[Page segmentation data]
========================

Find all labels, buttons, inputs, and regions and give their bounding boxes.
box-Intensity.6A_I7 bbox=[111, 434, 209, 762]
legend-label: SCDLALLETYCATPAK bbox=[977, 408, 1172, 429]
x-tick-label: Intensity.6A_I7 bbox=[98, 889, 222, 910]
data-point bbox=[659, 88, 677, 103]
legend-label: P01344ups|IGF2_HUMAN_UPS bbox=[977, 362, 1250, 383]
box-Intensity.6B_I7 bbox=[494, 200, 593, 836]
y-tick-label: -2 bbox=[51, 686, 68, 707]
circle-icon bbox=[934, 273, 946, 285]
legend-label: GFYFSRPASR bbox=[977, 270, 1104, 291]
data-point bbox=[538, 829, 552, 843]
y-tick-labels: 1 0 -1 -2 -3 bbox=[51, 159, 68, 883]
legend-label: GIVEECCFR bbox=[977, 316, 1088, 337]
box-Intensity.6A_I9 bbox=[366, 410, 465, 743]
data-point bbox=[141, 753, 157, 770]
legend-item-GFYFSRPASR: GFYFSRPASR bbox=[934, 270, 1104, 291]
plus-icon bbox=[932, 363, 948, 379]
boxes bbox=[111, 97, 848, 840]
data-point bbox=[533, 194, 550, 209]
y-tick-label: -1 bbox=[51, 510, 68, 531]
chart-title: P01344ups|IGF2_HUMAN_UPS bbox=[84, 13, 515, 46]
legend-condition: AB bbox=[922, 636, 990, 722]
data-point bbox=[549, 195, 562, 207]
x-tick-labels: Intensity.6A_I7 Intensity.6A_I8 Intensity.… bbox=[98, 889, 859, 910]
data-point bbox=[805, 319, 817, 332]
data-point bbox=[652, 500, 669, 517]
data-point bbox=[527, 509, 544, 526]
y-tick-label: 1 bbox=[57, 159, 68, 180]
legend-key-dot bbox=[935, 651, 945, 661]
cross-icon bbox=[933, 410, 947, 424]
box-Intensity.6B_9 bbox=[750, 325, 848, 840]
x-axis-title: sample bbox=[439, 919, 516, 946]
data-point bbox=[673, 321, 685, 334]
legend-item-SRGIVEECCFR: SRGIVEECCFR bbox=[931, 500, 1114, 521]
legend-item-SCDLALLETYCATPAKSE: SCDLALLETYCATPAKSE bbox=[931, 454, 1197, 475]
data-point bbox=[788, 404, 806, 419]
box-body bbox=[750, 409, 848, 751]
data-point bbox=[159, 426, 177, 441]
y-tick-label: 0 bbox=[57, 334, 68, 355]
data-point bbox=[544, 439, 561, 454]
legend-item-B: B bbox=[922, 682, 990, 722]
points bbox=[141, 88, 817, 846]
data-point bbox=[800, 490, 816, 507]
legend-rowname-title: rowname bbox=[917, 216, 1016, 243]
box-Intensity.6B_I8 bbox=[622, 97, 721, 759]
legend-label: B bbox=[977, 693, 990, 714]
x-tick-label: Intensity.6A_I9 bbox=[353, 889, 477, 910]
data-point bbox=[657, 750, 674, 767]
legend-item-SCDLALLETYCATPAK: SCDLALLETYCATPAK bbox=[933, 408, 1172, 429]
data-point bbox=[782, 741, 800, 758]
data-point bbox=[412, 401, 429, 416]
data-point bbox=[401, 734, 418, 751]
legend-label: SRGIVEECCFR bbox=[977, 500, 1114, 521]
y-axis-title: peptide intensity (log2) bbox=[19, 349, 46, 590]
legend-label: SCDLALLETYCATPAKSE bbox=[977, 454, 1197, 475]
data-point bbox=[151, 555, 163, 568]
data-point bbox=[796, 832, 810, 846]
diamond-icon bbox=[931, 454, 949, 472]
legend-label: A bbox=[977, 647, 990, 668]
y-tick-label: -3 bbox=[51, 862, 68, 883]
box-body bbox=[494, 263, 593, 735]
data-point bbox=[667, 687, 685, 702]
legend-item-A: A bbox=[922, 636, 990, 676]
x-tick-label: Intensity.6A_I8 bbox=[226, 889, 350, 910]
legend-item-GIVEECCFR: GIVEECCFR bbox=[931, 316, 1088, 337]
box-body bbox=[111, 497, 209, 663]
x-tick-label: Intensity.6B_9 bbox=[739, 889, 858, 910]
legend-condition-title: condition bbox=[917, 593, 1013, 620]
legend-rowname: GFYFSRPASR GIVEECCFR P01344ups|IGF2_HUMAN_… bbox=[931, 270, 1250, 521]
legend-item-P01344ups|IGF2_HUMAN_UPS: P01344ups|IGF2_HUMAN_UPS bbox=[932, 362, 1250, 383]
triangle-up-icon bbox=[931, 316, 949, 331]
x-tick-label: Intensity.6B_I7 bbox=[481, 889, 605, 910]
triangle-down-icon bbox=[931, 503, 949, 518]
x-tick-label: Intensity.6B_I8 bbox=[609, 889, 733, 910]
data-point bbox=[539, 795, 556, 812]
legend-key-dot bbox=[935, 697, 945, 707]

========================

**Exercise aim:** The data must be output in full, exactly as given.

**Result below:**
Find all labels, buttons, inputs, and regions and give their bounding boxes.
box-Intensity.6A_I7 bbox=[111, 434, 209, 762]
legend-label: SCDLALLETYCATPAK bbox=[977, 408, 1172, 429]
x-tick-label: Intensity.6A_I7 bbox=[98, 889, 222, 910]
data-point bbox=[659, 88, 677, 103]
legend-label: P01344ups|IGF2_HUMAN_UPS bbox=[977, 362, 1250, 383]
box-Intensity.6B_I7 bbox=[494, 200, 593, 836]
y-tick-label: -2 bbox=[51, 686, 68, 707]
circle-icon bbox=[934, 273, 946, 285]
legend-label: GFYFSRPASR bbox=[977, 270, 1104, 291]
data-point bbox=[538, 829, 552, 843]
y-tick-labels: 1 0 -1 -2 -3 bbox=[51, 159, 68, 883]
legend-label: GIVEECCFR bbox=[977, 316, 1088, 337]
box-Intensity.6A_I9 bbox=[366, 410, 465, 743]
data-point bbox=[141, 753, 157, 770]
legend-item-GFYFSRPASR: GFYFSRPASR bbox=[934, 270, 1104, 291]
plus-icon bbox=[932, 363, 948, 379]
boxes bbox=[111, 97, 848, 840]
data-point bbox=[533, 194, 550, 209]
y-tick-label: -1 bbox=[51, 510, 68, 531]
chart-title: P01344ups|IGF2_HUMAN_UPS bbox=[84, 13, 515, 46]
legend-condition: AB bbox=[922, 636, 990, 722]
data-point bbox=[549, 195, 562, 207]
x-tick-labels: Intensity.6A_I7 Intensity.6A_I8 Intensity.… bbox=[98, 889, 859, 910]
data-point bbox=[805, 319, 817, 332]
data-point bbox=[652, 500, 669, 517]
data-point bbox=[527, 509, 544, 526]
y-tick-label: 1 bbox=[57, 159, 68, 180]
legend-key-dot bbox=[935, 651, 945, 661]
cross-icon bbox=[933, 410, 947, 424]
box-Intensity.6B_9 bbox=[750, 325, 848, 840]
x-axis-title: sample bbox=[439, 919, 516, 946]
data-point bbox=[673, 321, 685, 334]
legend-item-SRGIVEECCFR: SRGIVEECCFR bbox=[931, 500, 1114, 521]
legend-item-SCDLALLETYCATPAKSE: SCDLALLETYCATPAKSE bbox=[931, 454, 1197, 475]
data-point bbox=[788, 404, 806, 419]
box-body bbox=[750, 409, 848, 751]
data-point bbox=[159, 426, 177, 441]
y-tick-label: 0 bbox=[57, 334, 68, 355]
data-point bbox=[544, 439, 561, 454]
legend-item-B: B bbox=[922, 682, 990, 722]
points bbox=[141, 88, 817, 846]
data-point bbox=[800, 490, 816, 507]
legend-rowname-title: rowname bbox=[917, 216, 1016, 243]
box-Intensity.6B_I8 bbox=[622, 97, 721, 759]
legend-label: B bbox=[977, 693, 990, 714]
x-tick-label: Intensity.6A_I9 bbox=[353, 889, 477, 910]
data-point bbox=[657, 750, 674, 767]
legend-item-SCDLALLETYCATPAK: SCDLALLETYCATPAK bbox=[933, 408, 1172, 429]
data-point bbox=[782, 741, 800, 758]
data-point bbox=[412, 401, 429, 416]
data-point bbox=[401, 734, 418, 751]
legend-label: SRGIVEECCFR bbox=[977, 500, 1114, 521]
y-axis-title: peptide intensity (log2) bbox=[19, 349, 46, 590]
legend-label: SCDLALLETYCATPAKSE bbox=[977, 454, 1197, 475]
data-point bbox=[151, 555, 163, 568]
data-point bbox=[796, 832, 810, 846]
diamond-icon bbox=[931, 454, 949, 472]
legend-label: A bbox=[977, 647, 990, 668]
y-tick-label: -3 bbox=[51, 862, 68, 883]
box-body bbox=[494, 263, 593, 735]
data-point bbox=[667, 687, 685, 702]
legend-item-A: A bbox=[922, 636, 990, 676]
x-tick-label: Intensity.6A_I8 bbox=[226, 889, 350, 910]
legend-item-GIVEECCFR: GIVEECCFR bbox=[931, 316, 1088, 337]
box-body bbox=[111, 497, 209, 663]
x-tick-label: Intensity.6B_9 bbox=[739, 889, 858, 910]
legend-condition-title: condition bbox=[917, 593, 1013, 620]
legend-rowname: GFYFSRPASR GIVEECCFR P01344ups|IGF2_HUMAN_… bbox=[931, 270, 1250, 521]
legend-item-P01344ups|IGF2_HUMAN_UPS: P01344ups|IGF2_HUMAN_UPS bbox=[932, 362, 1250, 383]
triangle-up-icon bbox=[931, 316, 949, 331]
x-tick-label: Intensity.6B_I7 bbox=[481, 889, 605, 910]
triangle-down-icon bbox=[931, 503, 949, 518]
x-tick-label: Intensity.6B_I8 bbox=[609, 889, 733, 910]
data-point bbox=[539, 795, 556, 812]
legend-key-dot bbox=[935, 697, 945, 707]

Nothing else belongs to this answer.